[BEGIN SOURCE DATA]

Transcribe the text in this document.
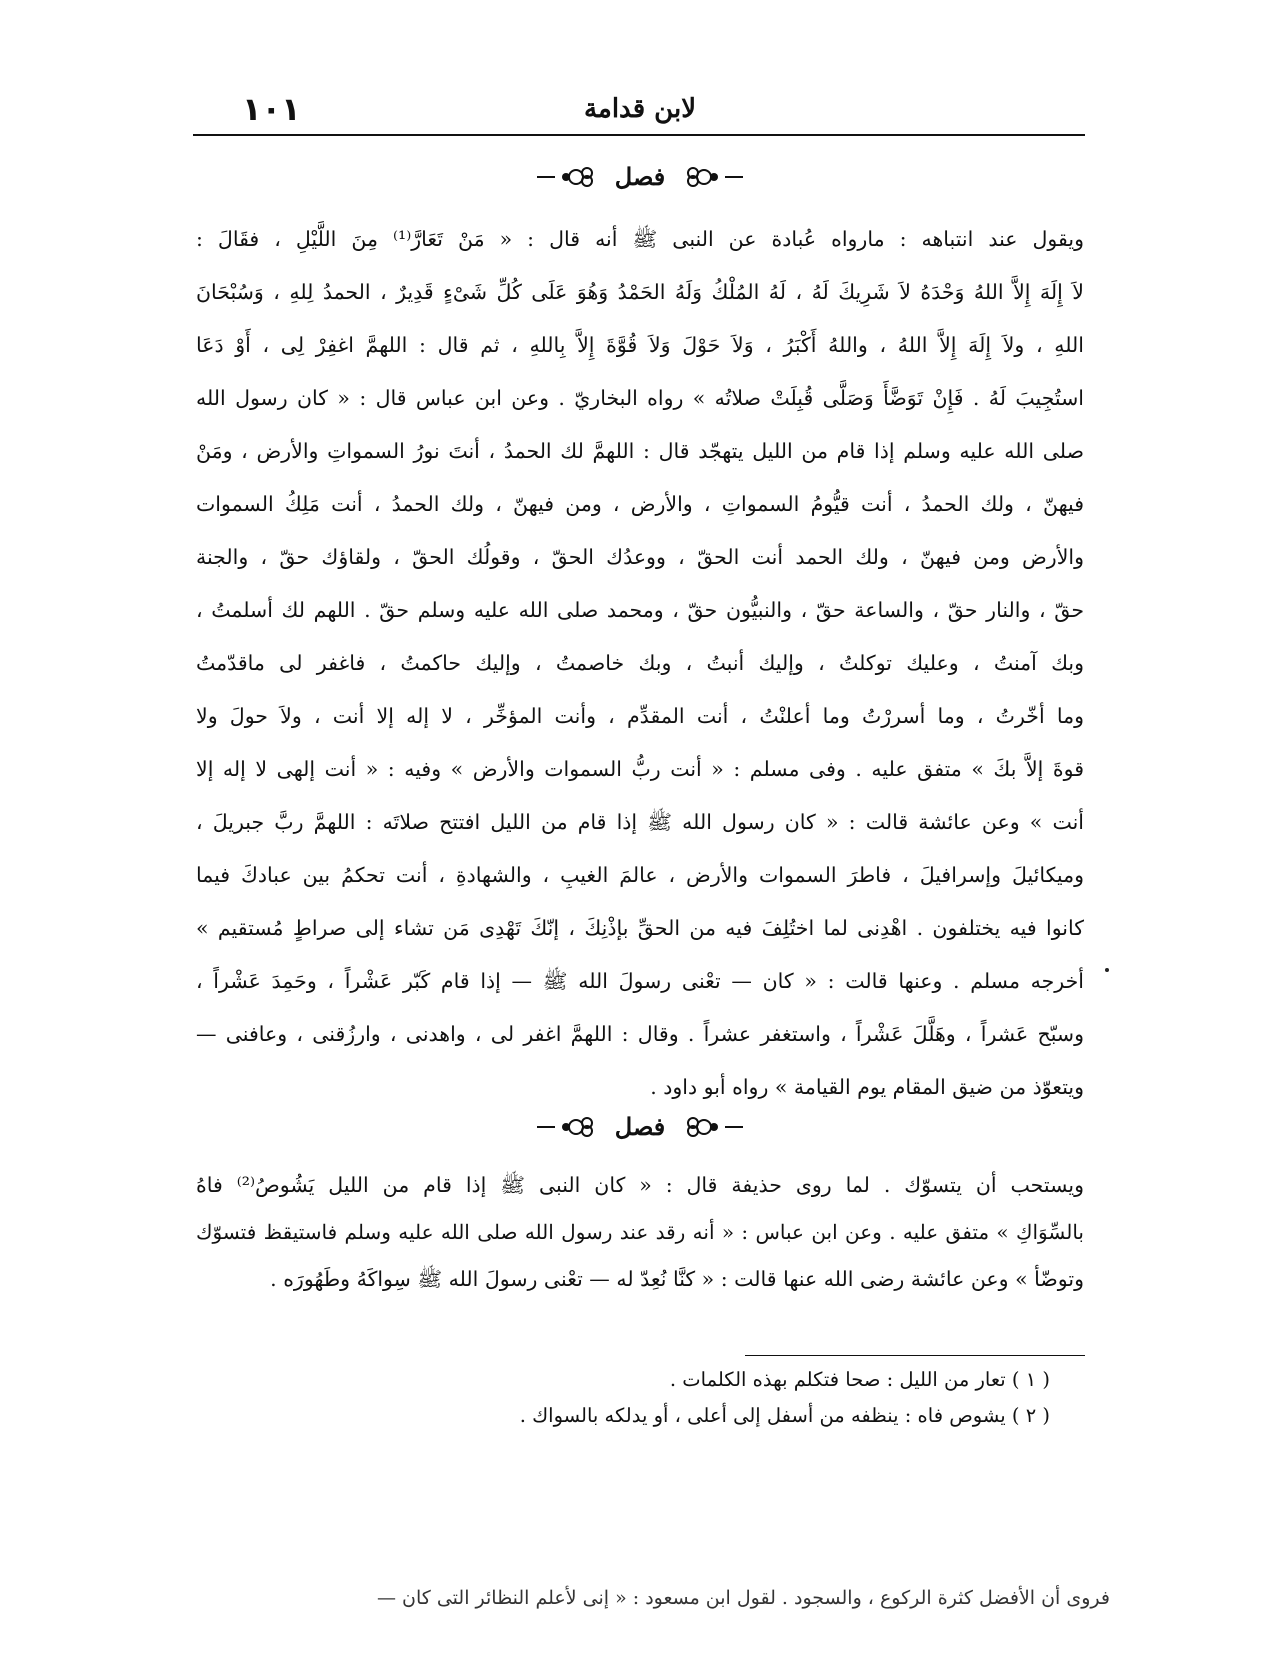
١٠١	لابن قدامة
فصل
ويقول عند انتباهه : مارواه عُبادة عن النبى ﷺ أنه قال : « مَنْ تَعَارَّ⁽¹⁾ مِنَ اللَّيْلِ ، فقَالَ :
لاَ إِلَهَ إِلاَّ اللهُ وَحْدَهُ لاَ شَرِيكَ لَهُ ، لَهُ المُلْكُ وَلَهُ الحَمْدُ وَهُوَ عَلَى كُلِّ شَىْءٍ قَدِيرٌ ، الحمدُ لِلهِ ، وَسُبْحَانَ
اللهِ ، ولاَ إِلَهَ إِلاَّ اللهُ ، واللهُ أَكْبَرُ ، وَلاَ حَوْلَ وَلاَ قُوَّةَ إِلاَّ بِاللهِ ، ثم قال : اللهمَّ اغفِرْ لِى ، أَوْ دَعَا
استُجِيبَ لَهُ . فَإِنْ تَوَضَّأَ وَصَلَّى قُبِلَتْ صلاتُه » رواه البخاريّ . وعن ابن عباس قال : « كان رسول الله
صلى الله عليه وسلم إذا قام من الليل يتهجّد قال : اللهمَّ لك الحمدُ ، أنتَ نورُ السمواتِ والأرض ، ومَنْ
فيهنّ ، ولك الحمدُ ، أنت قيُّومُ السمواتِ ، والأرض ، ومن فيهنّ ، ولك الحمدُ ، أنت مَلِكُ السموات
والأرض ومن فيهنّ ، ولك الحمد أنت الحقّ ، ووعدُك الحقّ ، وقولُك الحقّ ، ولقاؤك حقّ ، والجنة
حقّ ، والنار حقّ ، والساعة حقّ ، والنبيُّون حقّ ، ومحمد صلى الله عليه وسلم حقّ . اللهم لك أسلمتُ ،
وبك آمنتُ ، وعليك توكلتُ ، وإليك أنبتُ ، وبك خاصمتُ ، وإليك حاكمتُ ، فاغفر لى ماقدّمتُ
وما أخّرتُ ، وما أسررْتُ وما أعلنْتُ ، أنت المقدِّم ، وأنت المؤخِّر ، لا إله إلا أنت ، ولاَ حولَ ولا
قوةَ إلاَّ بكَ » متفق عليه . وفى مسلم : « أنت ربُّ السموات والأرض » وفيه : « أنت إلهى لا إله إلا
أنت » وعن عائشة قالت : « كان رسول الله ﷺ إذا قام من الليل افتتح صلاتَه : اللهمَّ ربَّ جبريلَ ،
وميكائيلَ وإسرافيلَ ، فاطرَ السموات والأرض ، عالمَ الغيبِ ، والشهادةِ ، أنت تحكمُ بين عبادكَ فيما
كانوا فيه يختلفون . اهْدِنى لما اختُلِفَ فيه من الحقِّ بإذْنِكَ ، إنّكَ تَهْدِى مَن تشاء إلى صراطٍ مُستقيم »
أخرجه مسلم . وعنها قالت : « كان — تعْنى رسولَ الله ﷺ — إذا قام كَبّر عَشْراً ، وحَمِدَ عَشْراً ،
وسبّح عَشراً ، وهَلَّلَ عَشْراً ، واستغفر عشراً . وقال : اللهمَّ اغفر لى ، واهدنى ، وارزُقنى ، وعافنى —
ويتعوّذ من ضيق المقام يوم القيامة » رواه أبو داود .
فصل
ويستحب أن يتسوّك . لما روى حذيفة قال : « كان النبى ﷺ إذا قام من الليل يَشُوصُ⁽²⁾ فاهُ
بالسِّوَاكِ » متفق عليه . وعن ابن عباس : « أنه رقد عند رسول الله صلى الله عليه وسلم فاستيقظ فتسوّك
وتوضّأ » وعن عائشة رضى الله عنها قالت : « كنَّا نُعِدّ له — تعْنى رسولَ الله ﷺ سِواكَهُ وطَهُورَه .
( ١ ) تعار من الليل : صحا فتكلم بهذه الكلمات .
( ٢ ) يشوص فاه : ينظفه من أسفل إلى أعلى ، أو يدلكه بالسواك .
فروى أن الأفضل كثرة الركوع ، والسجود . لقول ابن مسعود : « إنى لأعلم النظائر التى كان —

[END SOURCE DATA]

_GIVEN REQUEST_
Print out the material word for word, omitting the pictures.

_RESPONSE BELOW_
Transcribe the text in this document.
١٠١	لابن قدامة
فصل
ويقول عند انتباهه : مارواه عُبادة عن النبى ﷺ أنه قال : « مَنْ تَعَارَّ⁽¹⁾ مِنَ اللَّيْلِ ، فقَالَ :
لاَ إِلَهَ إِلاَّ اللهُ وَحْدَهُ لاَ شَرِيكَ لَهُ ، لَهُ المُلْكُ وَلَهُ الحَمْدُ وَهُوَ عَلَى كُلِّ شَىْءٍ قَدِيرٌ ، الحمدُ لِلهِ ، وَسُبْحَانَ
اللهِ ، ولاَ إِلَهَ إِلاَّ اللهُ ، واللهُ أَكْبَرُ ، وَلاَ حَوْلَ وَلاَ قُوَّةَ إِلاَّ بِاللهِ ، ثم قال : اللهمَّ اغفِرْ لِى ، أَوْ دَعَا
استُجِيبَ لَهُ . فَإِنْ تَوَضَّأَ وَصَلَّى قُبِلَتْ صلاتُه » رواه البخاريّ . وعن ابن عباس قال : « كان رسول الله
صلى الله عليه وسلم إذا قام من الليل يتهجّد قال : اللهمَّ لك الحمدُ ، أنتَ نورُ السمواتِ والأرض ، ومَنْ
فيهنّ ، ولك الحمدُ ، أنت قيُّومُ السمواتِ ، والأرض ، ومن فيهنّ ، ولك الحمدُ ، أنت مَلِكُ السموات
والأرض ومن فيهنّ ، ولك الحمد أنت الحقّ ، ووعدُك الحقّ ، وقولُك الحقّ ، ولقاؤك حقّ ، والجنة
حقّ ، والنار حقّ ، والساعة حقّ ، والنبيُّون حقّ ، ومحمد صلى الله عليه وسلم حقّ . اللهم لك أسلمتُ ،
وبك آمنتُ ، وعليك توكلتُ ، وإليك أنبتُ ، وبك خاصمتُ ، وإليك حاكمتُ ، فاغفر لى ماقدّمتُ
وما أخّرتُ ، وما أسررْتُ وما أعلنْتُ ، أنت المقدِّم ، وأنت المؤخِّر ، لا إله إلا أنت ، ولاَ حولَ ولا
قوةَ إلاَّ بكَ » متفق عليه . وفى مسلم : « أنت ربُّ السموات والأرض » وفيه : « أنت إلهى لا إله إلا
أنت » وعن عائشة قالت : « كان رسول الله ﷺ إذا قام من الليل افتتح صلاتَه : اللهمَّ ربَّ جبريلَ ،
وميكائيلَ وإسرافيلَ ، فاطرَ السموات والأرض ، عالمَ الغيبِ ، والشهادةِ ، أنت تحكمُ بين عبادكَ فيما
كانوا فيه يختلفون . اهْدِنى لما اختُلِفَ فيه من الحقِّ بإذْنِكَ ، إنّكَ تَهْدِى مَن تشاء إلى صراطٍ مُستقيم »
أخرجه مسلم . وعنها قالت : « كان — تعْنى رسولَ الله ﷺ — إذا قام كَبّر عَشْراً ، وحَمِدَ عَشْراً ،
وسبّح عَشراً ، وهَلَّلَ عَشْراً ، واستغفر عشراً . وقال : اللهمَّ اغفر لى ، واهدنى ، وارزُقنى ، وعافنى —
ويتعوّذ من ضيق المقام يوم القيامة » رواه أبو داود .
فصل
ويستحب أن يتسوّك . لما روى حذيفة قال : « كان النبى ﷺ إذا قام من الليل يَشُوصُ⁽²⁾ فاهُ
بالسِّوَاكِ » متفق عليه . وعن ابن عباس : « أنه رقد عند رسول الله صلى الله عليه وسلم فاستيقظ فتسوّك
وتوضّأ » وعن عائشة رضى الله عنها قالت : « كنَّا نُعِدّ له — تعْنى رسولَ الله ﷺ سِواكَهُ وطَهُورَه .
( ١ ) تعار من الليل : صحا فتكلم بهذه الكلمات .
( ٢ ) يشوص فاه : ينظفه من أسفل إلى أعلى ، أو يدلكه بالسواك .
فروى أن الأفضل كثرة الركوع ، والسجود . لقول ابن مسعود : « إنى لأعلم النظائر التى كان —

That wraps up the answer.